Task details >>
Quote the entries that follow exactly, leaving none out.

Extracted data >>
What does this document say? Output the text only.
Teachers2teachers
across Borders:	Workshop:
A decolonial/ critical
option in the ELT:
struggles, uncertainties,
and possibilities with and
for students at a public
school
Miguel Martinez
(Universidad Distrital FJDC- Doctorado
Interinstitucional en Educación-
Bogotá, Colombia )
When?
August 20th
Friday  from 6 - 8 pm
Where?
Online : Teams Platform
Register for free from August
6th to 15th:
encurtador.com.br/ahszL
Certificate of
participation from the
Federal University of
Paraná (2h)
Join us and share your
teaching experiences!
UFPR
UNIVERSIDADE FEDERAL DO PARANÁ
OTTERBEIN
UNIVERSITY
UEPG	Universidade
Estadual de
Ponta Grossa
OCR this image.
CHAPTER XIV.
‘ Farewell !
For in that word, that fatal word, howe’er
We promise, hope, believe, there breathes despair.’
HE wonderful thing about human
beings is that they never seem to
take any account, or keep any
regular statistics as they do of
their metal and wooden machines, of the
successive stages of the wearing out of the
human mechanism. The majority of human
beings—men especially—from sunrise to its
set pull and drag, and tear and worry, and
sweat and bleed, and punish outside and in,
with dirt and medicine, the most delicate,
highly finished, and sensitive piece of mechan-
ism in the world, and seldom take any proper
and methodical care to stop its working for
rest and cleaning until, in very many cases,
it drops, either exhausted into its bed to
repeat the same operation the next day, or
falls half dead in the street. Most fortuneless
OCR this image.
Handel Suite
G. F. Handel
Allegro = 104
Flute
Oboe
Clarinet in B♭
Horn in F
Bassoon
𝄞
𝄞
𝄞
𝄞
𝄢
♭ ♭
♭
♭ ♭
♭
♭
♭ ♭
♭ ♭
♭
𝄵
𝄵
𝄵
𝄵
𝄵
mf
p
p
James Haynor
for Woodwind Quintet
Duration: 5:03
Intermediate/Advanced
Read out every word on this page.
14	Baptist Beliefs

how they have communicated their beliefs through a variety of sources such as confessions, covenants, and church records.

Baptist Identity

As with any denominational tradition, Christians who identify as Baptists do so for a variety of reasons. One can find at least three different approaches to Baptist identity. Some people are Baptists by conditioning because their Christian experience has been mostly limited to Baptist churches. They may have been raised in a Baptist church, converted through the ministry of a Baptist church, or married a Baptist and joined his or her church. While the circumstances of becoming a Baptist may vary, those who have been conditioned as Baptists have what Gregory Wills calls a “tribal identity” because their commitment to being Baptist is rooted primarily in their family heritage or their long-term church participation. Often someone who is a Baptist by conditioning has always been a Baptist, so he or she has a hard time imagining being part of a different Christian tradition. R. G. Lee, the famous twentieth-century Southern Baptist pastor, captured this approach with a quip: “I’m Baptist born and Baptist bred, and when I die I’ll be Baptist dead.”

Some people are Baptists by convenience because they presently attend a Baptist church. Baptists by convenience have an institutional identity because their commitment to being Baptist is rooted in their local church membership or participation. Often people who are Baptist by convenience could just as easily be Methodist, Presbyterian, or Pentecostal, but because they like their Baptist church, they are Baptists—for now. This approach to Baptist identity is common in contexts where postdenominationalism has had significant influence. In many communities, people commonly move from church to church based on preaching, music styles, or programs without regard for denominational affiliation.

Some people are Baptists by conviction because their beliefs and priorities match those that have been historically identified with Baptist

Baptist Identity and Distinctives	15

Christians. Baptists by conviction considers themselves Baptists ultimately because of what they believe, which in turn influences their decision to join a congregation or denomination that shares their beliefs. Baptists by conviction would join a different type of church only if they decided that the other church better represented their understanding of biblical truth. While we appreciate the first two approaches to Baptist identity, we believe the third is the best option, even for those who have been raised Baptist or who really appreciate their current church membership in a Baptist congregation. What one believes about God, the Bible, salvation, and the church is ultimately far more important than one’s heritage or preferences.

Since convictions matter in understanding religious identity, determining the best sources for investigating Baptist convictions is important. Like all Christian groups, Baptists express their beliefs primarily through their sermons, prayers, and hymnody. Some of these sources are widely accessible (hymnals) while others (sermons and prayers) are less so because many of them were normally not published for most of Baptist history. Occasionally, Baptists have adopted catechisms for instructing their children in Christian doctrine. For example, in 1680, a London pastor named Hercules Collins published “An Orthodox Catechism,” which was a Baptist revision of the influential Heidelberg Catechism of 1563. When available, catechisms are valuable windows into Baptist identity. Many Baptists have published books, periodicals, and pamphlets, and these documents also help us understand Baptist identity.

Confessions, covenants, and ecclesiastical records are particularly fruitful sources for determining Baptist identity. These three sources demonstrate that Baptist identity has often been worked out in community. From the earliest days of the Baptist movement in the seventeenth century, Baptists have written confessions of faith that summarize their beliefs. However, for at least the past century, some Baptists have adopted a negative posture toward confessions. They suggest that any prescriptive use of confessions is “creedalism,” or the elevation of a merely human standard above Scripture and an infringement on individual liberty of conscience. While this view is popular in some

Full response >>
What does this document say? Output the text only.
Teachers2teachers
across Borders:	Workshop:
A decolonial/ critical
option in the ELT:
struggles, uncertainties,
and possibilities with and
for students at a public
school
Miguel Martinez
(Universidad Distrital FJDC- Doctorado
Interinstitucional en Educación-
Bogotá, Colombia )
When?
August 20th
Friday  from 6 - 8 pm
Where?
Online : Teams Platform
Register for free from August
6th to 15th:
encurtador.com.br/ahszL
Certificate of
participation from the
Federal University of
Paraná (2h)
Join us and share your
teaching experiences!
UFPR
UNIVERSIDADE FEDERAL DO PARANÁ
OTTERBEIN
UNIVERSITY
UEPG	Universidade
Estadual de
Ponta Grossa
OCR this image.
CHAPTER XIV.
‘ Farewell !
For in that word, that fatal word, howe’er
We promise, hope, believe, there breathes despair.’
HE wonderful thing about human
beings is that they never seem to
take any account, or keep any
regular statistics as they do of
their metal and wooden machines, of the
successive stages of the wearing out of the
human mechanism. The majority of human
beings—men especially—from sunrise to its
set pull and drag, and tear and worry, and
sweat and bleed, and punish outside and in,
with dirt and medicine, the most delicate,
highly finished, and sensitive piece of mechan-
ism in the world, and seldom take any proper
and methodical care to stop its working for
rest and cleaning until, in very many cases,
it drops, either exhausted into its bed to
repeat the same operation the next day, or
falls half dead in the street. Most fortuneless
OCR this image.
Handel Suite
G. F. Handel
Allegro = 104
Flute
Oboe
Clarinet in B♭
Horn in F
Bassoon
𝄞
𝄞
𝄞
𝄞
𝄢
♭ ♭
♭
♭ ♭
♭
♭
♭ ♭
♭ ♭
♭
𝄵
𝄵
𝄵
𝄵
𝄵
mf
p
p
James Haynor
for Woodwind Quintet
Duration: 5:03
Intermediate/Advanced
Read out every word on this page.
14	Baptist Beliefs

how they have communicated their beliefs through a variety of sources such as confessions, covenants, and church records.

Baptist Identity

As with any denominational tradition, Christians who identify as Baptists do so for a variety of reasons. One can find at least three different approaches to Baptist identity. Some people are Baptists by conditioning because their Christian experience has been mostly limited to Baptist churches. They may have been raised in a Baptist church, converted through the ministry of a Baptist church, or married a Baptist and joined his or her church. While the circumstances of becoming a Baptist may vary, those who have been conditioned as Baptists have what Gregory Wills calls a “tribal identity” because their commitment to being Baptist is rooted primarily in their family heritage or their long-term church participation. Often someone who is a Baptist by conditioning has always been a Baptist, so he or she has a hard time imagining being part of a different Christian tradition. R. G. Lee, the famous twentieth-century Southern Baptist pastor, captured this approach with a quip: “I’m Baptist born and Baptist bred, and when I die I’ll be Baptist dead.”

Some people are Baptists by convenience because they presently attend a Baptist church. Baptists by convenience have an institutional identity because their commitment to being Baptist is rooted in their local church membership or participation. Often people who are Baptist by convenience could just as easily be Methodist, Presbyterian, or Pentecostal, but because they like their Baptist church, they are Baptists—for now. This approach to Baptist identity is common in contexts where postdenominationalism has had significant influence. In many communities, people commonly move from church to church based on preaching, music styles, or programs without regard for denominational affiliation.

Some people are Baptists by conviction because their beliefs and priorities match those that have been historically identified with Baptist

Baptist Identity and Distinctives	15

Christians. Baptists by conviction considers themselves Baptists ultimately because of what they believe, which in turn influences their decision to join a congregation or denomination that shares their beliefs. Baptists by conviction would join a different type of church only if they decided that the other church better represented their understanding of biblical truth. While we appreciate the first two approaches to Baptist identity, we believe the third is the best option, even for those who have been raised Baptist or who really appreciate their current church membership in a Baptist congregation. What one believes about God, the Bible, salvation, and the church is ultimately far more important than one’s heritage or preferences.

Since convictions matter in understanding religious identity, determining the best sources for investigating Baptist convictions is important. Like all Christian groups, Baptists express their beliefs primarily through their sermons, prayers, and hymnody. Some of these sources are widely accessible (hymnals) while others (sermons and prayers) are less so because many of them were normally not published for most of Baptist history. Occasionally, Baptists have adopted catechisms for instructing their children in Christian doctrine. For example, in 1680, a London pastor named Hercules Collins published “An Orthodox Catechism,” which was a Baptist revision of the influential Heidelberg Catechism of 1563. When available, catechisms are valuable windows into Baptist identity. Many Baptists have published books, periodicals, and pamphlets, and these documents also help us understand Baptist identity.

Confessions, covenants, and ecclesiastical records are particularly fruitful sources for determining Baptist identity. These three sources demonstrate that Baptist identity has often been worked out in community. From the earliest days of the Baptist movement in the seventeenth century, Baptists have written confessions of faith that summarize their beliefs. However, for at least the past century, some Baptists have adopted a negative posture toward confessions. They suggest that any prescriptive use of confessions is “creedalism,” or the elevation of a merely human standard above Scripture and an infringement on individual liberty of conscience. While this view is popular in some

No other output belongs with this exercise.